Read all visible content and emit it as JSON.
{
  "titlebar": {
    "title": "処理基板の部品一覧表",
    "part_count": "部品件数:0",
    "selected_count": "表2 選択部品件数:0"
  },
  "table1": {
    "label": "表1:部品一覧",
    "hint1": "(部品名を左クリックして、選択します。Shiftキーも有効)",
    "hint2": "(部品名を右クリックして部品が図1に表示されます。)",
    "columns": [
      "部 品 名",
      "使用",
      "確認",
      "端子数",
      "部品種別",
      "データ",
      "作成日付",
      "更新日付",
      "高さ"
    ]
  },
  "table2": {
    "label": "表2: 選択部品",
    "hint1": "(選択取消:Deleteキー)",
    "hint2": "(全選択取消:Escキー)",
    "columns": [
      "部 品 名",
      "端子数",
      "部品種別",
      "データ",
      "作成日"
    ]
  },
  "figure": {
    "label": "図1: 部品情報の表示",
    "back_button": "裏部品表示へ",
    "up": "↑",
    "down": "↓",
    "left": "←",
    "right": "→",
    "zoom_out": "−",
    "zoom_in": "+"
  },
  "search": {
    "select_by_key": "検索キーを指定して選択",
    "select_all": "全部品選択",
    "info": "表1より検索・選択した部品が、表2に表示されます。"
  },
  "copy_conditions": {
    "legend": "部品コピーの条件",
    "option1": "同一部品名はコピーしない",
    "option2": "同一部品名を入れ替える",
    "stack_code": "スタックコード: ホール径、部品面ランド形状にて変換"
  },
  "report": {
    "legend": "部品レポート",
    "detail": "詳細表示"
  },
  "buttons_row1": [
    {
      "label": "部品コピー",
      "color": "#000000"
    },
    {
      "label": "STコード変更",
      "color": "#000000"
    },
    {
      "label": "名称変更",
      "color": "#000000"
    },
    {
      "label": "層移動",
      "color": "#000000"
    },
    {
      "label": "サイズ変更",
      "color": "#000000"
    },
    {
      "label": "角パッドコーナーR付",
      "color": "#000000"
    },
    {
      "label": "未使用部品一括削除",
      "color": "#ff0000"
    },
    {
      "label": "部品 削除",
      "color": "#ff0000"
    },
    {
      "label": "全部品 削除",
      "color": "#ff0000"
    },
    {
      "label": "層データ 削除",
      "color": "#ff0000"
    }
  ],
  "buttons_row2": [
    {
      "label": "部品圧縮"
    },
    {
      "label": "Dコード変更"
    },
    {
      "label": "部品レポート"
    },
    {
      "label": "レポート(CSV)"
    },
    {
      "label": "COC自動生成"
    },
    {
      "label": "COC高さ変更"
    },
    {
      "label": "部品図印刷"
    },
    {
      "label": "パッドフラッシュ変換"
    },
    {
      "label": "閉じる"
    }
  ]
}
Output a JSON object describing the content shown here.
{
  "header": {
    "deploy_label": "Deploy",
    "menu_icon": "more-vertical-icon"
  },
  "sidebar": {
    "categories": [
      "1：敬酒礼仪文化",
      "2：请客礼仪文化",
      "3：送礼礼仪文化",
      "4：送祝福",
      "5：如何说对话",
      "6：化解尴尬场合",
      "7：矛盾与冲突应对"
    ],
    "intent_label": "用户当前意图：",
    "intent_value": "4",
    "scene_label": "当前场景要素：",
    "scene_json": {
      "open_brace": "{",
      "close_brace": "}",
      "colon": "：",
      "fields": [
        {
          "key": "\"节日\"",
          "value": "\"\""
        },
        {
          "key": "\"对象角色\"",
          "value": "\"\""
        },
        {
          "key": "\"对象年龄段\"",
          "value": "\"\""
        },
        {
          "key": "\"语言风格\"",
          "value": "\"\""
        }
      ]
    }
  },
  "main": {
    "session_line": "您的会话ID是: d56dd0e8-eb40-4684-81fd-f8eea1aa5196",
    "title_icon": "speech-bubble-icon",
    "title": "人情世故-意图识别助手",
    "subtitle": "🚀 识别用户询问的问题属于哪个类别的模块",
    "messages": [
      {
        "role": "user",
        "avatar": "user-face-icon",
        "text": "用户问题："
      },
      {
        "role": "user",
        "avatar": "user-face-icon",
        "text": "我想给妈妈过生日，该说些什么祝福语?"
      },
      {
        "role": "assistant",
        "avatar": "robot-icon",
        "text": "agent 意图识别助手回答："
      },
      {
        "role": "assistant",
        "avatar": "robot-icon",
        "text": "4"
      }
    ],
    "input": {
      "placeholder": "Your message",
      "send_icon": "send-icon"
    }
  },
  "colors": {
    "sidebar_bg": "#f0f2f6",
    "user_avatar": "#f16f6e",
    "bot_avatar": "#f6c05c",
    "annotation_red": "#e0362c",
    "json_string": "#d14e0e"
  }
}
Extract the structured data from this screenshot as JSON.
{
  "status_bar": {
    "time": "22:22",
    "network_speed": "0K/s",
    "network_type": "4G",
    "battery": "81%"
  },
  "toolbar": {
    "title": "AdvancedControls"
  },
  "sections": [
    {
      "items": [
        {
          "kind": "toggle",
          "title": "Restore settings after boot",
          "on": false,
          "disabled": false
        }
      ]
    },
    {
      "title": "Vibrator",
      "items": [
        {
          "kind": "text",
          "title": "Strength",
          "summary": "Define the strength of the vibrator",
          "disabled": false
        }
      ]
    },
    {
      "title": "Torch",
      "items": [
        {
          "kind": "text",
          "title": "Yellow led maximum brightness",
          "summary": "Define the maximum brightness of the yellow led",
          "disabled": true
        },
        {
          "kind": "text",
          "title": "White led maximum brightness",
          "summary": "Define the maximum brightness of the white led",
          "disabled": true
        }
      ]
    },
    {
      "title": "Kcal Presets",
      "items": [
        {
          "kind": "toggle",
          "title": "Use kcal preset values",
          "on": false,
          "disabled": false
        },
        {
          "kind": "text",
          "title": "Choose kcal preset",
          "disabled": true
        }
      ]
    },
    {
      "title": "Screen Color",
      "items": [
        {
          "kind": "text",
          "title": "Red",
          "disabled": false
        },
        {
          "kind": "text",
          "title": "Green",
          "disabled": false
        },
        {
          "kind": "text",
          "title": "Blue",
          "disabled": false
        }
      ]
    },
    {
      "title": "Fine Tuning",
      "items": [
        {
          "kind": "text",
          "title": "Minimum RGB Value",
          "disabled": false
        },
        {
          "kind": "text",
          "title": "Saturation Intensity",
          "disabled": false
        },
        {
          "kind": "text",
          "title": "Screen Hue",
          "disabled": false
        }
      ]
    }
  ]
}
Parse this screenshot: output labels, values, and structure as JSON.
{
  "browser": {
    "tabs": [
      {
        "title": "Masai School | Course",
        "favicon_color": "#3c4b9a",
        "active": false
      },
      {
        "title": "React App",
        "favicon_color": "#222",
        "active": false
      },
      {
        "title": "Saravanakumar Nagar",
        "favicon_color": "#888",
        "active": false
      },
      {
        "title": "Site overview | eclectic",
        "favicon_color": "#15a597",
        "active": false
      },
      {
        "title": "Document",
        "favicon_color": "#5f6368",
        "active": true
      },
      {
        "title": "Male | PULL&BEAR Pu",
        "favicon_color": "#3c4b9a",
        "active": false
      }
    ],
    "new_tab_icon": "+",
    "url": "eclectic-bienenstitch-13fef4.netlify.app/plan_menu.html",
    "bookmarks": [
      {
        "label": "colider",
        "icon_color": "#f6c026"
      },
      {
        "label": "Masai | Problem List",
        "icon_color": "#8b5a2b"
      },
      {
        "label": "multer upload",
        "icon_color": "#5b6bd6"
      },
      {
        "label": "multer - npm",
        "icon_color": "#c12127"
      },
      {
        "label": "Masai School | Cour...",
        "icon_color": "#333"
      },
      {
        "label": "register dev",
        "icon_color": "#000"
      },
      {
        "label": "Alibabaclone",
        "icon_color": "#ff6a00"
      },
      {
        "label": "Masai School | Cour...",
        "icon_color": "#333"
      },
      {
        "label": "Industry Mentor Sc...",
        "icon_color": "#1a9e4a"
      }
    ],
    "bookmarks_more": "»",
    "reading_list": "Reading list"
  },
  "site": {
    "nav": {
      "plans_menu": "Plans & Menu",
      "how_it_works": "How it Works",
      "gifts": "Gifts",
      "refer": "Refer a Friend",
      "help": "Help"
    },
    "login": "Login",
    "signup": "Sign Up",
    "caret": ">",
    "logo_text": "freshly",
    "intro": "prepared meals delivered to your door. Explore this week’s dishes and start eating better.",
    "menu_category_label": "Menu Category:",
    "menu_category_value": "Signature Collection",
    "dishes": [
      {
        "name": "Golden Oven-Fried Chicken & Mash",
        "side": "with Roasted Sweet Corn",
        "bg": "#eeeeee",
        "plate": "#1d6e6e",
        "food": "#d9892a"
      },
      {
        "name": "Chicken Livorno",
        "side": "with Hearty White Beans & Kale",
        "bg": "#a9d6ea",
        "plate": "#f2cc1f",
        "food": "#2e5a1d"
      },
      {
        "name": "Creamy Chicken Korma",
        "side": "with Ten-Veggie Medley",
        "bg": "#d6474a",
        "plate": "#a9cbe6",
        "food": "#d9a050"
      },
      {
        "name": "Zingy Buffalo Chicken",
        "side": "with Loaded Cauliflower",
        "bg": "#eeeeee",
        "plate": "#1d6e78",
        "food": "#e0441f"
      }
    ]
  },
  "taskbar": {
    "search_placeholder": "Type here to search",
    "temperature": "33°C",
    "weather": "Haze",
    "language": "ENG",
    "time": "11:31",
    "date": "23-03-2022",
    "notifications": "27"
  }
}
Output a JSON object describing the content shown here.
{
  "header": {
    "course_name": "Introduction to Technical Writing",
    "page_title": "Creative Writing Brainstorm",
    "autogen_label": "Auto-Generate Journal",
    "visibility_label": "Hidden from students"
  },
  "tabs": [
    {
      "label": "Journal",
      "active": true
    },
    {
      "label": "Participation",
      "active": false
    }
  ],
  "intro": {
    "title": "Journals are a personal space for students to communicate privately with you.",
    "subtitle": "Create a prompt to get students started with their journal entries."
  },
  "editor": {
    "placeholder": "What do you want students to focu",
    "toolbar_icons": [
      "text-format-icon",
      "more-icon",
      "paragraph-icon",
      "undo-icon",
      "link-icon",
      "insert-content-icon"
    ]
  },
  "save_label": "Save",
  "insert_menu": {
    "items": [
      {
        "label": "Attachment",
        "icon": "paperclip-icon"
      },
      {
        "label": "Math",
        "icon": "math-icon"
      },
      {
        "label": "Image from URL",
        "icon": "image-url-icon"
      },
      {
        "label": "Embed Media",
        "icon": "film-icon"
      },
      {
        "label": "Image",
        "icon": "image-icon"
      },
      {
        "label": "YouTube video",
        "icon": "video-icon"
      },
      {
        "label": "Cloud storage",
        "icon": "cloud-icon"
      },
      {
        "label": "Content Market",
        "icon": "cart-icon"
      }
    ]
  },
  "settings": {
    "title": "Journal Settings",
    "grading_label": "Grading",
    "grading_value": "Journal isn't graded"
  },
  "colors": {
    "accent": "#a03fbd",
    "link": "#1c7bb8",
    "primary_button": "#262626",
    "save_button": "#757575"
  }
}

▬▬▬

To be done
Gather each line in these records that contains the string "subtitle".

Response below
    "subtitle": "🚀 识别用户询问的问题属于哪个类别的模块",
    "subtitle": "Create a prompt to get students started with their journal entries."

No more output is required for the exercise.